Exercise >> Extract all of the data and reproduce it precisely.
--*--
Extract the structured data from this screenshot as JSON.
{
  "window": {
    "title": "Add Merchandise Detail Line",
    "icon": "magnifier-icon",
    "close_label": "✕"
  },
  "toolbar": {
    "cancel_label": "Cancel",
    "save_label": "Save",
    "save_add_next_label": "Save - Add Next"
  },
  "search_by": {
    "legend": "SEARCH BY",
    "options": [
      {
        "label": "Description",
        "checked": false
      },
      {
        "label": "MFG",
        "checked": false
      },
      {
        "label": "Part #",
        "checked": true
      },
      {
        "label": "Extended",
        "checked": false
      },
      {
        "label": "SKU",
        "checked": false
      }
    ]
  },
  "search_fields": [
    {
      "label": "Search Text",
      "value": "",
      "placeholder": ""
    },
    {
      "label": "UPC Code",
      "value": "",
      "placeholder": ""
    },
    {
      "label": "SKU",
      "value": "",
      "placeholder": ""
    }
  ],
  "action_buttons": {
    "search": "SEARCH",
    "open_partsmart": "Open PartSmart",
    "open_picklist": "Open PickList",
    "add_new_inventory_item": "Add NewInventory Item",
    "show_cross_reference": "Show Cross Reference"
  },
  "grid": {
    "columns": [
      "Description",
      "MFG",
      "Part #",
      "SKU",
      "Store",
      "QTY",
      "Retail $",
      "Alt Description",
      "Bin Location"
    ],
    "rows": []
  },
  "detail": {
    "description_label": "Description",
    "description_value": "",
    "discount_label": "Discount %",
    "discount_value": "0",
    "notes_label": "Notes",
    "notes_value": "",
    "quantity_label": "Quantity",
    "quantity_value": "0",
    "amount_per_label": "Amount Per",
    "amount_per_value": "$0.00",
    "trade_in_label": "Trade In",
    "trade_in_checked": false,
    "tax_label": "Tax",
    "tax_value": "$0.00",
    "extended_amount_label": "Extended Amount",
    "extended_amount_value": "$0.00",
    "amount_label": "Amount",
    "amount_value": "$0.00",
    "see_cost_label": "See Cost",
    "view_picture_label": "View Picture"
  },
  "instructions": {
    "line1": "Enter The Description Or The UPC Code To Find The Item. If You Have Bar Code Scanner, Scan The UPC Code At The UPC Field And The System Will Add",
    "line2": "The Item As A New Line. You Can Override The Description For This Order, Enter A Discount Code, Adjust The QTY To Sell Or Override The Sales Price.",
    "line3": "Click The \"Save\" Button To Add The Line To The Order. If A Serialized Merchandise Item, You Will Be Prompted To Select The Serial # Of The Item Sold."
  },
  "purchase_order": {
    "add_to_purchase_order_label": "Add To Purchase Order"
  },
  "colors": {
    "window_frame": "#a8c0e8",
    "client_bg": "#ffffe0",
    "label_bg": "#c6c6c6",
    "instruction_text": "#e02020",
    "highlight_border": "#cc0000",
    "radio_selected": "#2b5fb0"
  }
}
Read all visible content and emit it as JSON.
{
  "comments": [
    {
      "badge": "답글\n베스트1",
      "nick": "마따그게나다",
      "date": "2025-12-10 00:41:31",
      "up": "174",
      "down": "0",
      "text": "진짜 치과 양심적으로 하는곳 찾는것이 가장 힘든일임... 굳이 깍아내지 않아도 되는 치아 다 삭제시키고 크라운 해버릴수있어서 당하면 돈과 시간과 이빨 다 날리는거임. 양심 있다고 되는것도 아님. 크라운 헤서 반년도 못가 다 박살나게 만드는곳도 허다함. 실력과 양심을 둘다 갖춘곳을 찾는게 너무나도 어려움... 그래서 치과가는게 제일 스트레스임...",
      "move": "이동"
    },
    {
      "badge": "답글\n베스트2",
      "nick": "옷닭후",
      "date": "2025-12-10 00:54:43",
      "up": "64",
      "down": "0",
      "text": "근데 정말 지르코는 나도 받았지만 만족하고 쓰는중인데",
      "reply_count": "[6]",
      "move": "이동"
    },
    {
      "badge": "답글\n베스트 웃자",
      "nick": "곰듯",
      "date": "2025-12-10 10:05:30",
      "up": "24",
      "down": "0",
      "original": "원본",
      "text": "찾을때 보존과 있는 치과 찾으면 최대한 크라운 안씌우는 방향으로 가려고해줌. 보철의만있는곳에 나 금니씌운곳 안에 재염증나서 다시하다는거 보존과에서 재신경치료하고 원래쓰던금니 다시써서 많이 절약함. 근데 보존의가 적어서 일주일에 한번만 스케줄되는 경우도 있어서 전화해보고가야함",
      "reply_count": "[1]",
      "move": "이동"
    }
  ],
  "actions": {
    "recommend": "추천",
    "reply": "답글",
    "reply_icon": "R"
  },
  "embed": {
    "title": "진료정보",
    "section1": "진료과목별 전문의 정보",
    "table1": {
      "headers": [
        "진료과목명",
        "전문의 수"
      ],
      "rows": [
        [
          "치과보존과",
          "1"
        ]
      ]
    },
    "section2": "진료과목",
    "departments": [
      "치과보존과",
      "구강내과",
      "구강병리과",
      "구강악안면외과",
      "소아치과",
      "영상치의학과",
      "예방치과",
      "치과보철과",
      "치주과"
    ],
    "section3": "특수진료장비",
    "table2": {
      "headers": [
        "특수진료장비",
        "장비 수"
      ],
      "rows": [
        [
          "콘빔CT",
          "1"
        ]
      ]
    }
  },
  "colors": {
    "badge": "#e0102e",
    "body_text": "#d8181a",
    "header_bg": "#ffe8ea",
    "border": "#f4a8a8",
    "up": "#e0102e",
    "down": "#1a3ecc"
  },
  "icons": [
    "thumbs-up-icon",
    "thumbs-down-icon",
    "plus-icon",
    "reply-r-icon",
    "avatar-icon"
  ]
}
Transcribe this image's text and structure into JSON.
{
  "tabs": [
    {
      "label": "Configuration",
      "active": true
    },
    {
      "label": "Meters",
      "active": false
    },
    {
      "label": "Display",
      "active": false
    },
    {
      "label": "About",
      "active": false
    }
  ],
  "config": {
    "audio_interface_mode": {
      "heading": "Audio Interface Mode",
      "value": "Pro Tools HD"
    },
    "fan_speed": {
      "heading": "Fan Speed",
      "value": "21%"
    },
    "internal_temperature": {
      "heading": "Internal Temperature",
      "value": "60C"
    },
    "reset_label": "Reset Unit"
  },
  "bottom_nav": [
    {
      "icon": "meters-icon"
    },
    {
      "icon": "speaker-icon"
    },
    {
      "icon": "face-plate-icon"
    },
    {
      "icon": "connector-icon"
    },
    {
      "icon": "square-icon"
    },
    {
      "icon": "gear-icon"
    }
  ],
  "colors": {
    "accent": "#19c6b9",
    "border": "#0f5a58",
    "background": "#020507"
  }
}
--*--
The completed task >>
Extract the structured data from this screenshot as JSON.
{
  "window": {
    "title": "Add Merchandise Detail Line",
    "icon": "magnifier-icon",
    "close_label": "✕"
  },
  "toolbar": {
    "cancel_label": "Cancel",
    "save_label": "Save",
    "save_add_next_label": "Save - Add Next"
  },
  "search_by": {
    "legend": "SEARCH BY",
    "options": [
      {
        "label": "Description",
        "checked": false
      },
      {
        "label": "MFG",
        "checked": false
      },
      {
        "label": "Part #",
        "checked": true
      },
      {
        "label": "Extended",
        "checked": false
      },
      {
        "label": "SKU",
        "checked": false
      }
    ]
  },
  "search_fields": [
    {
      "label": "Search Text",
      "value": "",
      "placeholder": ""
    },
    {
      "label": "UPC Code",
      "value": "",
      "placeholder": ""
    },
    {
      "label": "SKU",
      "value": "",
      "placeholder": ""
    }
  ],
  "action_buttons": {
    "search": "SEARCH",
    "open_partsmart": "Open PartSmart",
    "open_picklist": "Open PickList",
    "add_new_inventory_item": "Add NewInventory Item",
    "show_cross_reference": "Show Cross Reference"
  },
  "grid": {
    "columns": [
      "Description",
      "MFG",
      "Part #",
      "SKU",
      "Store",
      "QTY",
      "Retail $",
      "Alt Description",
      "Bin Location"
    ],
    "rows": []
  },
  "detail": {
    "description_label": "Description",
    "description_value": "",
    "discount_label": "Discount %",
    "discount_value": "0",
    "notes_label": "Notes",
    "notes_value": "",
    "quantity_label": "Quantity",
    "quantity_value": "0",
    "amount_per_label": "Amount Per",
    "amount_per_value": "$0.00",
    "trade_in_label": "Trade In",
    "trade_in_checked": false,
    "tax_label": "Tax",
    "tax_value": "$0.00",
    "extended_amount_label": "Extended Amount",
    "extended_amount_value": "$0.00",
    "amount_label": "Amount",
    "amount_value": "$0.00",
    "see_cost_label": "See Cost",
    "view_picture_label": "View Picture"
  },
  "instructions": {
    "line1": "Enter The Description Or The UPC Code To Find The Item. If You Have Bar Code Scanner, Scan The UPC Code At The UPC Field And The System Will Add",
    "line2": "The Item As A New Line. You Can Override The Description For This Order, Enter A Discount Code, Adjust The QTY To Sell Or Override The Sales Price.",
    "line3": "Click The \"Save\" Button To Add The Line To The Order. If A Serialized Merchandise Item, You Will Be Prompted To Select The Serial # Of The Item Sold."
  },
  "purchase_order": {
    "add_to_purchase_order_label": "Add To Purchase Order"
  },
  "colors": {
    "window_frame": "#a8c0e8",
    "client_bg": "#ffffe0",
    "label_bg": "#c6c6c6",
    "instruction_text": "#e02020",
    "highlight_border": "#cc0000",
    "radio_selected": "#2b5fb0"
  }
}
Read all visible content and emit it as JSON.
{
  "comments": [
    {
      "badge": "답글\n베스트1",
      "nick": "마따그게나다",
      "date": "2025-12-10 00:41:31",
      "up": "174",
      "down": "0",
      "text": "진짜 치과 양심적으로 하는곳 찾는것이 가장 힘든일임... 굳이 깍아내지 않아도 되는 치아 다 삭제시키고 크라운 해버릴수있어서 당하면 돈과 시간과 이빨 다 날리는거임. 양심 있다고 되는것도 아님. 크라운 헤서 반년도 못가 다 박살나게 만드는곳도 허다함. 실력과 양심을 둘다 갖춘곳을 찾는게 너무나도 어려움... 그래서 치과가는게 제일 스트레스임...",
      "move": "이동"
    },
    {
      "badge": "답글\n베스트2",
      "nick": "옷닭후",
      "date": "2025-12-10 00:54:43",
      "up": "64",
      "down": "0",
      "text": "근데 정말 지르코는 나도 받았지만 만족하고 쓰는중인데",
      "reply_count": "[6]",
      "move": "이동"
    },
    {
      "badge": "답글\n베스트 웃자",
      "nick": "곰듯",
      "date": "2025-12-10 10:05:30",
      "up": "24",
      "down": "0",
      "original": "원본",
      "text": "찾을때 보존과 있는 치과 찾으면 최대한 크라운 안씌우는 방향으로 가려고해줌. 보철의만있는곳에 나 금니씌운곳 안에 재염증나서 다시하다는거 보존과에서 재신경치료하고 원래쓰던금니 다시써서 많이 절약함. 근데 보존의가 적어서 일주일에 한번만 스케줄되는 경우도 있어서 전화해보고가야함",
      "reply_count": "[1]",
      "move": "이동"
    }
  ],
  "actions": {
    "recommend": "추천",
    "reply": "답글",
    "reply_icon": "R"
  },
  "embed": {
    "title": "진료정보",
    "section1": "진료과목별 전문의 정보",
    "table1": {
      "headers": [
        "진료과목명",
        "전문의 수"
      ],
      "rows": [
        [
          "치과보존과",
          "1"
        ]
      ]
    },
    "section2": "진료과목",
    "departments": [
      "치과보존과",
      "구강내과",
      "구강병리과",
      "구강악안면외과",
      "소아치과",
      "영상치의학과",
      "예방치과",
      "치과보철과",
      "치주과"
    ],
    "section3": "특수진료장비",
    "table2": {
      "headers": [
        "특수진료장비",
        "장비 수"
      ],
      "rows": [
        [
          "콘빔CT",
          "1"
        ]
      ]
    }
  },
  "colors": {
    "badge": "#e0102e",
    "body_text": "#d8181a",
    "header_bg": "#ffe8ea",
    "border": "#f4a8a8",
    "up": "#e0102e",
    "down": "#1a3ecc"
  },
  "icons": [
    "thumbs-up-icon",
    "thumbs-down-icon",
    "plus-icon",
    "reply-r-icon",
    "avatar-icon"
  ]
}
Transcribe this image's text and structure into JSON.
{
  "tabs": [
    {
      "label": "Configuration",
      "active": true
    },
    {
      "label": "Meters",
      "active": false
    },
    {
      "label": "Display",
      "active": false
    },
    {
      "label": "About",
      "active": false
    }
  ],
  "config": {
    "audio_interface_mode": {
      "heading": "Audio Interface Mode",
      "value": "Pro Tools HD"
    },
    "fan_speed": {
      "heading": "Fan Speed",
      "value": "21%"
    },
    "internal_temperature": {
      "heading": "Internal Temperature",
      "value": "60C"
    },
    "reset_label": "Reset Unit"
  },
  "bottom_nav": [
    {
      "icon": "meters-icon"
    },
    {
      "icon": "speaker-icon"
    },
    {
      "icon": "face-plate-icon"
    },
    {
      "icon": "connector-icon"
    },
    {
      "icon": "square-icon"
    },
    {
      "icon": "gear-icon"
    }
  ],
  "colors": {
    "accent": "#19c6b9",
    "border": "#0f5a58",
    "background": "#020507"
  }
}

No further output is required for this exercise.